§ Task instructions
Quote every line below exactly and skip any picture.

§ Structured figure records
========================================
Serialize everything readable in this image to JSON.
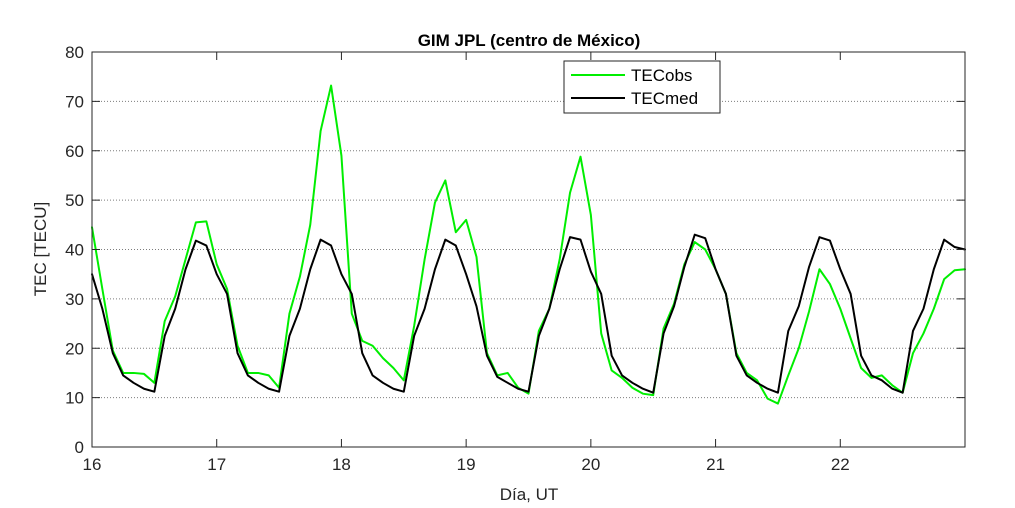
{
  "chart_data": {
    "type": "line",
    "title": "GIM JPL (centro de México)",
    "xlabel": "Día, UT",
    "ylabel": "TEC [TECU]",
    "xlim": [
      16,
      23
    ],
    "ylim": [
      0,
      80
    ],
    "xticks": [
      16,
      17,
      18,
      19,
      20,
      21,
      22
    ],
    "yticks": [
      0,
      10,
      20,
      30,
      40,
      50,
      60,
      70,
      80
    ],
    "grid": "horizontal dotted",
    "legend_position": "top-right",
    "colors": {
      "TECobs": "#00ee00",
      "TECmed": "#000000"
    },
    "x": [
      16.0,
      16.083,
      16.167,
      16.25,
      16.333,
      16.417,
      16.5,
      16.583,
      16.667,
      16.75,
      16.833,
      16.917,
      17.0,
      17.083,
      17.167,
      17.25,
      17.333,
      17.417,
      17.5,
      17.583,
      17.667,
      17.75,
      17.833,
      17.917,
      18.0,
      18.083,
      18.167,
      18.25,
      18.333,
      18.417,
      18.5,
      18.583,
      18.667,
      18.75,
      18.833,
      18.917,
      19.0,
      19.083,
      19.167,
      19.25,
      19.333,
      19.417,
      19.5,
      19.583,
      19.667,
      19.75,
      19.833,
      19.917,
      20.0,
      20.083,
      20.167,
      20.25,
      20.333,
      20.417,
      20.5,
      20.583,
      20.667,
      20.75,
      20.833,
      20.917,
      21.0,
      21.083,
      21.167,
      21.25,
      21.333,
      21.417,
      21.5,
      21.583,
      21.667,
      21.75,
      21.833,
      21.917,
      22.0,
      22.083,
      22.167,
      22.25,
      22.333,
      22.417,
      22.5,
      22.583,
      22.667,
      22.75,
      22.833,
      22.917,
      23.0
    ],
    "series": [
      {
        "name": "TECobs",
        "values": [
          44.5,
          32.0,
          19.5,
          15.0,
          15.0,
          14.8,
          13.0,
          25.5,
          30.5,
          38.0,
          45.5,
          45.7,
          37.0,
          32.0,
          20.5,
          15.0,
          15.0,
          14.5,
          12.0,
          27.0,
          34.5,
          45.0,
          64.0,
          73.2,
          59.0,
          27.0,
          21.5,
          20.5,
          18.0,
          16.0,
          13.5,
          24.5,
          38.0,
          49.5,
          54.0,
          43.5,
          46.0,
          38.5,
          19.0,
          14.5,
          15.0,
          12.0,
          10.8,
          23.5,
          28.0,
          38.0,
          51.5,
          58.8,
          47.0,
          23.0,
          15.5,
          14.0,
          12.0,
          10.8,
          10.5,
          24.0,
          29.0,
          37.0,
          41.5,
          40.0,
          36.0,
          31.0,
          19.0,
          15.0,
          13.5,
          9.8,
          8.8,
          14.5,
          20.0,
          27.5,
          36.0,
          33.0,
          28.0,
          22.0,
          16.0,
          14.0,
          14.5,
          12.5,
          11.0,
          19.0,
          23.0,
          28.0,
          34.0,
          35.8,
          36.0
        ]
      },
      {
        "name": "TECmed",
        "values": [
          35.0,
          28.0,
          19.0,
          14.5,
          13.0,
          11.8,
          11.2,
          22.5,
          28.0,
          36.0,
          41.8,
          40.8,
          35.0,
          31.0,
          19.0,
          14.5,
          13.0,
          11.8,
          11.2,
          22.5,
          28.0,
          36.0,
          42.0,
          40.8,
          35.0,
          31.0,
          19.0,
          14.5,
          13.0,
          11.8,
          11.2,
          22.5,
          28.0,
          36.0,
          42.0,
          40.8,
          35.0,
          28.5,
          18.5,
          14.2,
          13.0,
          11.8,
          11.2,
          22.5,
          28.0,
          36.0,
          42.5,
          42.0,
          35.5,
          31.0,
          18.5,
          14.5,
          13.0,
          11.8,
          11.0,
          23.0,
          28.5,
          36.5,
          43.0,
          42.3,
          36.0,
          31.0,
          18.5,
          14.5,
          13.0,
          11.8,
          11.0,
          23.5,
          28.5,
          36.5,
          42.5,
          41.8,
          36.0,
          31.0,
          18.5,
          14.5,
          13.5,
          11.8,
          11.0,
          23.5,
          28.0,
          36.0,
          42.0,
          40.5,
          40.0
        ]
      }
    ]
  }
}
========================================
§ Correct response
Serialize everything readable in this image to JSON.
{
  "chart_data": {
    "type": "line",
    "title": "GIM JPL (centro de México)",
    "xlabel": "Día, UT",
    "ylabel": "TEC [TECU]",
    "xlim": [
      16,
      23
    ],
    "ylim": [
      0,
      80
    ],
    "xticks": [
      16,
      17,
      18,
      19,
      20,
      21,
      22
    ],
    "yticks": [
      0,
      10,
      20,
      30,
      40,
      50,
      60,
      70,
      80
    ],
    "grid": "horizontal dotted",
    "legend_position": "top-right",
    "colors": {
      "TECobs": "#00ee00",
      "TECmed": "#000000"
    },
    "x": [
      16.0,
      16.083,
      16.167,
      16.25,
      16.333,
      16.417,
      16.5,
      16.583,
      16.667,
      16.75,
      16.833,
      16.917,
      17.0,
      17.083,
      17.167,
      17.25,
      17.333,
      17.417,
      17.5,
      17.583,
      17.667,
      17.75,
      17.833,
      17.917,
      18.0,
      18.083,
      18.167,
      18.25,
      18.333,
      18.417,
      18.5,
      18.583,
      18.667,
      18.75,
      18.833,
      18.917,
      19.0,
      19.083,
      19.167,
      19.25,
      19.333,
      19.417,
      19.5,
      19.583,
      19.667,
      19.75,
      19.833,
      19.917,
      20.0,
      20.083,
      20.167,
      20.25,
      20.333,
      20.417,
      20.5,
      20.583,
      20.667,
      20.75,
      20.833,
      20.917,
      21.0,
      21.083,
      21.167,
      21.25,
      21.333,
      21.417,
      21.5,
      21.583,
      21.667,
      21.75,
      21.833,
      21.917,
      22.0,
      22.083,
      22.167,
      22.25,
      22.333,
      22.417,
      22.5,
      22.583,
      22.667,
      22.75,
      22.833,
      22.917,
      23.0
    ],
    "series": [
      {
        "name": "TECobs",
        "values": [
          44.5,
          32.0,
          19.5,
          15.0,
          15.0,
          14.8,
          13.0,
          25.5,
          30.5,
          38.0,
          45.5,
          45.7,
          37.0,
          32.0,
          20.5,
          15.0,
          15.0,
          14.5,
          12.0,
          27.0,
          34.5,
          45.0,
          64.0,
          73.2,
          59.0,
          27.0,
          21.5,
          20.5,
          18.0,
          16.0,
          13.5,
          24.5,
          38.0,
          49.5,
          54.0,
          43.5,
          46.0,
          38.5,
          19.0,
          14.5,
          15.0,
          12.0,
          10.8,
          23.5,
          28.0,
          38.0,
          51.5,
          58.8,
          47.0,
          23.0,
          15.5,
          14.0,
          12.0,
          10.8,
          10.5,
          24.0,
          29.0,
          37.0,
          41.5,
          40.0,
          36.0,
          31.0,
          19.0,
          15.0,
          13.5,
          9.8,
          8.8,
          14.5,
          20.0,
          27.5,
          36.0,
          33.0,
          28.0,
          22.0,
          16.0,
          14.0,
          14.5,
          12.5,
          11.0,
          19.0,
          23.0,
          28.0,
          34.0,
          35.8,
          36.0
        ]
      },
      {
        "name": "TECmed",
        "values": [
          35.0,
          28.0,
          19.0,
          14.5,
          13.0,
          11.8,
          11.2,
          22.5,
          28.0,
          36.0,
          41.8,
          40.8,
          35.0,
          31.0,
          19.0,
          14.5,
          13.0,
          11.8,
          11.2,
          22.5,
          28.0,
          36.0,
          42.0,
          40.8,
          35.0,
          31.0,
          19.0,
          14.5,
          13.0,
          11.8,
          11.2,
          22.5,
          28.0,
          36.0,
          42.0,
          40.8,
          35.0,
          28.5,
          18.5,
          14.2,
          13.0,
          11.8,
          11.2,
          22.5,
          28.0,
          36.0,
          42.5,
          42.0,
          35.5,
          31.0,
          18.5,
          14.5,
          13.0,
          11.8,
          11.0,
          23.0,
          28.5,
          36.5,
          43.0,
          42.3,
          36.0,
          31.0,
          18.5,
          14.5,
          13.0,
          11.8,
          11.0,
          23.5,
          28.5,
          36.5,
          42.5,
          41.8,
          36.0,
          31.0,
          18.5,
          14.5,
          13.5,
          11.8,
          11.0,
          23.5,
          28.0,
          36.0,
          42.0,
          40.5,
          40.0
        ]
      }
    ]
  }
}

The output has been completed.